## OBJECTIVE
Copy out all the records exactly.
>> START DATA EXCERPTS
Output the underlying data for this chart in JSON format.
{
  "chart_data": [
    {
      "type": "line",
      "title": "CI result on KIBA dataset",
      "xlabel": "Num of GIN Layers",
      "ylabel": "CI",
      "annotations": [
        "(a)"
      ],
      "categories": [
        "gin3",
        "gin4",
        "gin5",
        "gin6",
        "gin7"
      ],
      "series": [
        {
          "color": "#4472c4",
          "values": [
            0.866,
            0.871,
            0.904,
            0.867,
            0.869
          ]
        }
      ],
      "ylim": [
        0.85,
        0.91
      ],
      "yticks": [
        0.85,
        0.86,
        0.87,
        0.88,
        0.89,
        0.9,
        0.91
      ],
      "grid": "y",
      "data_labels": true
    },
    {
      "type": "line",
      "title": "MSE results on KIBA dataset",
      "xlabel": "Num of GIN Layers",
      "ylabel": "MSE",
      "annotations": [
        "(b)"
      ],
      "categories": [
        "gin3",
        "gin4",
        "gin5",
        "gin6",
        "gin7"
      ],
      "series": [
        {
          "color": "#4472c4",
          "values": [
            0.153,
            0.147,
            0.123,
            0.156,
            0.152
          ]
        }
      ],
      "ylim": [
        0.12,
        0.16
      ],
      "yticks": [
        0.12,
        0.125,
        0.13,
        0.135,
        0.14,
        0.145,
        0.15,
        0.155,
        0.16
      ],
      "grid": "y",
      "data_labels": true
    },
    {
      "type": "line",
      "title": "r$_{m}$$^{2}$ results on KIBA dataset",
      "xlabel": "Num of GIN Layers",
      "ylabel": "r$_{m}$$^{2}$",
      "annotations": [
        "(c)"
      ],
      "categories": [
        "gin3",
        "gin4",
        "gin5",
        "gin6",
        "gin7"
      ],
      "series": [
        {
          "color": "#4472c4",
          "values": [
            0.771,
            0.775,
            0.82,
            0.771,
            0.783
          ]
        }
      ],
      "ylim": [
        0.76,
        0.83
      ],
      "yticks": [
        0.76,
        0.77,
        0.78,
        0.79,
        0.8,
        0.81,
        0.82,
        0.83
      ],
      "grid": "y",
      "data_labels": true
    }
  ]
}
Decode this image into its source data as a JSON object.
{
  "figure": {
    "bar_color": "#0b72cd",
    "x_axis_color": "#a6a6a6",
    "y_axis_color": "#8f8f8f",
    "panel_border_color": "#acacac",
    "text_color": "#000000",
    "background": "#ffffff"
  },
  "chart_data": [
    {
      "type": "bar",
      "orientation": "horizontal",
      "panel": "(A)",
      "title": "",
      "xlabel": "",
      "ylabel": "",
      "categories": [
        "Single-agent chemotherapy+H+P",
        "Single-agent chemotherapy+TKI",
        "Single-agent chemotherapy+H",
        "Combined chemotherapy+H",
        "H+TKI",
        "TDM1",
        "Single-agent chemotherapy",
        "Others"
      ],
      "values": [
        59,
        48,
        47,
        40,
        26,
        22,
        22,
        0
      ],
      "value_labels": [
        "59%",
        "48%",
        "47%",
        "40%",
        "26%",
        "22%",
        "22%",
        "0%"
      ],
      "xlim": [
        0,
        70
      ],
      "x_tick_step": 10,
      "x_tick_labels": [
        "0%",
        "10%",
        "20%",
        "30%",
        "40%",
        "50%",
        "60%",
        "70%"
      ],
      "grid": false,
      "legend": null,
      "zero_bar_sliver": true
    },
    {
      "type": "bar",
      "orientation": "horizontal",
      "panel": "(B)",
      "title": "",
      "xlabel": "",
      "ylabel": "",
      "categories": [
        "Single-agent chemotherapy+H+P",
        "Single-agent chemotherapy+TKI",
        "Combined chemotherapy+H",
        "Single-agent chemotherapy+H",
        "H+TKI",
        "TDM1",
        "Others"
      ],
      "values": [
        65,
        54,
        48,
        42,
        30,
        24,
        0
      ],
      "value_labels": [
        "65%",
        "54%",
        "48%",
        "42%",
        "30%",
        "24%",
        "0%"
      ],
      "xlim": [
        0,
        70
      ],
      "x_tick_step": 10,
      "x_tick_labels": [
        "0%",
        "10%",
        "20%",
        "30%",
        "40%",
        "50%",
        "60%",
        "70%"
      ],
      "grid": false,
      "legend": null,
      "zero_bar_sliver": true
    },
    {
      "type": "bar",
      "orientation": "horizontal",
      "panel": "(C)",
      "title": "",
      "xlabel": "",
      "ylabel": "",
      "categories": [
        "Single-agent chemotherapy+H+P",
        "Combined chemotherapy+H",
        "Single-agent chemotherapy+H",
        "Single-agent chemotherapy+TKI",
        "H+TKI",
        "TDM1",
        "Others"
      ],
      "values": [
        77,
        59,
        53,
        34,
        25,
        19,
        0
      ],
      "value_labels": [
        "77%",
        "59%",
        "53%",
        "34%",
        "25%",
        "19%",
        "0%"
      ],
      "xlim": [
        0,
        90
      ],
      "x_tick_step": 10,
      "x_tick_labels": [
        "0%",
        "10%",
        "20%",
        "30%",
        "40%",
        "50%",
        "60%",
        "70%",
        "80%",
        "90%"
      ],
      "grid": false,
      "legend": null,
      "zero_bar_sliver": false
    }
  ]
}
>> END DATA EXCERPTS
## THE SOLUTION
Output the underlying data for this chart in JSON format.
{
  "chart_data": [
    {
      "type": "line",
      "title": "CI result on KIBA dataset",
      "xlabel": "Num of GIN Layers",
      "ylabel": "CI",
      "annotations": [
        "(a)"
      ],
      "categories": [
        "gin3",
        "gin4",
        "gin5",
        "gin6",
        "gin7"
      ],
      "series": [
        {
          "color": "#4472c4",
          "values": [
            0.866,
            0.871,
            0.904,
            0.867,
            0.869
          ]
        }
      ],
      "ylim": [
        0.85,
        0.91
      ],
      "yticks": [
        0.85,
        0.86,
        0.87,
        0.88,
        0.89,
        0.9,
        0.91
      ],
      "grid": "y",
      "data_labels": true
    },
    {
      "type": "line",
      "title": "MSE results on KIBA dataset",
      "xlabel": "Num of GIN Layers",
      "ylabel": "MSE",
      "annotations": [
        "(b)"
      ],
      "categories": [
        "gin3",
        "gin4",
        "gin5",
        "gin6",
        "gin7"
      ],
      "series": [
        {
          "color": "#4472c4",
          "values": [
            0.153,
            0.147,
            0.123,
            0.156,
            0.152
          ]
        }
      ],
      "ylim": [
        0.12,
        0.16
      ],
      "yticks": [
        0.12,
        0.125,
        0.13,
        0.135,
        0.14,
        0.145,
        0.15,
        0.155,
        0.16
      ],
      "grid": "y",
      "data_labels": true
    },
    {
      "type": "line",
      "title": "r$_{m}$$^{2}$ results on KIBA dataset",
      "xlabel": "Num of GIN Layers",
      "ylabel": "r$_{m}$$^{2}$",
      "annotations": [
        "(c)"
      ],
      "categories": [
        "gin3",
        "gin4",
        "gin5",
        "gin6",
        "gin7"
      ],
      "series": [
        {
          "color": "#4472c4",
          "values": [
            0.771,
            0.775,
            0.82,
            0.771,
            0.783
          ]
        }
      ],
      "ylim": [
        0.76,
        0.83
      ],
      "yticks": [
        0.76,
        0.77,
        0.78,
        0.79,
        0.8,
        0.81,
        0.82,
        0.83
      ],
      "grid": "y",
      "data_labels": true
    }
  ]
}
Decode this image into its source data as a JSON object.
{
  "figure": {
    "bar_color": "#0b72cd",
    "x_axis_color": "#a6a6a6",
    "y_axis_color": "#8f8f8f",
    "panel_border_color": "#acacac",
    "text_color": "#000000",
    "background": "#ffffff"
  },
  "chart_data": [
    {
      "type": "bar",
      "orientation": "horizontal",
      "panel": "(A)",
      "title": "",
      "xlabel": "",
      "ylabel": "",
      "categories": [
        "Single-agent chemotherapy+H+P",
        "Single-agent chemotherapy+TKI",
        "Single-agent chemotherapy+H",
        "Combined chemotherapy+H",
        "H+TKI",
        "TDM1",
        "Single-agent chemotherapy",
        "Others"
      ],
      "values": [
        59,
        48,
        47,
        40,
        26,
        22,
        22,
        0
      ],
      "value_labels": [
        "59%",
        "48%",
        "47%",
        "40%",
        "26%",
        "22%",
        "22%",
        "0%"
      ],
      "xlim": [
        0,
        70
      ],
      "x_tick_step": 10,
      "x_tick_labels": [
        "0%",
        "10%",
        "20%",
        "30%",
        "40%",
        "50%",
        "60%",
        "70%"
      ],
      "grid": false,
      "legend": null,
      "zero_bar_sliver": true
    },
    {
      "type": "bar",
      "orientation": "horizontal",
      "panel": "(B)",
      "title": "",
      "xlabel": "",
      "ylabel": "",
      "categories": [
        "Single-agent chemotherapy+H+P",
        "Single-agent chemotherapy+TKI",
        "Combined chemotherapy+H",
        "Single-agent chemotherapy+H",
        "H+TKI",
        "TDM1",
        "Others"
      ],
      "values": [
        65,
        54,
        48,
        42,
        30,
        24,
        0
      ],
      "value_labels": [
        "65%",
        "54%",
        "48%",
        "42%",
        "30%",
        "24%",
        "0%"
      ],
      "xlim": [
        0,
        70
      ],
      "x_tick_step": 10,
      "x_tick_labels": [
        "0%",
        "10%",
        "20%",
        "30%",
        "40%",
        "50%",
        "60%",
        "70%"
      ],
      "grid": false,
      "legend": null,
      "zero_bar_sliver": true
    },
    {
      "type": "bar",
      "orientation": "horizontal",
      "panel": "(C)",
      "title": "",
      "xlabel": "",
      "ylabel": "",
      "categories": [
        "Single-agent chemotherapy+H+P",
        "Combined chemotherapy+H",
        "Single-agent chemotherapy+H",
        "Single-agent chemotherapy+TKI",
        "H+TKI",
        "TDM1",
        "Others"
      ],
      "values": [
        77,
        59,
        53,
        34,
        25,
        19,
        0
      ],
      "value_labels": [
        "77%",
        "59%",
        "53%",
        "34%",
        "25%",
        "19%",
        "0%"
      ],
      "xlim": [
        0,
        90
      ],
      "x_tick_step": 10,
      "x_tick_labels": [
        "0%",
        "10%",
        "20%",
        "30%",
        "40%",
        "50%",
        "60%",
        "70%",
        "80%",
        "90%"
      ],
      "grid": false,
      "legend": null,
      "zero_bar_sliver": false
    }
  ]
}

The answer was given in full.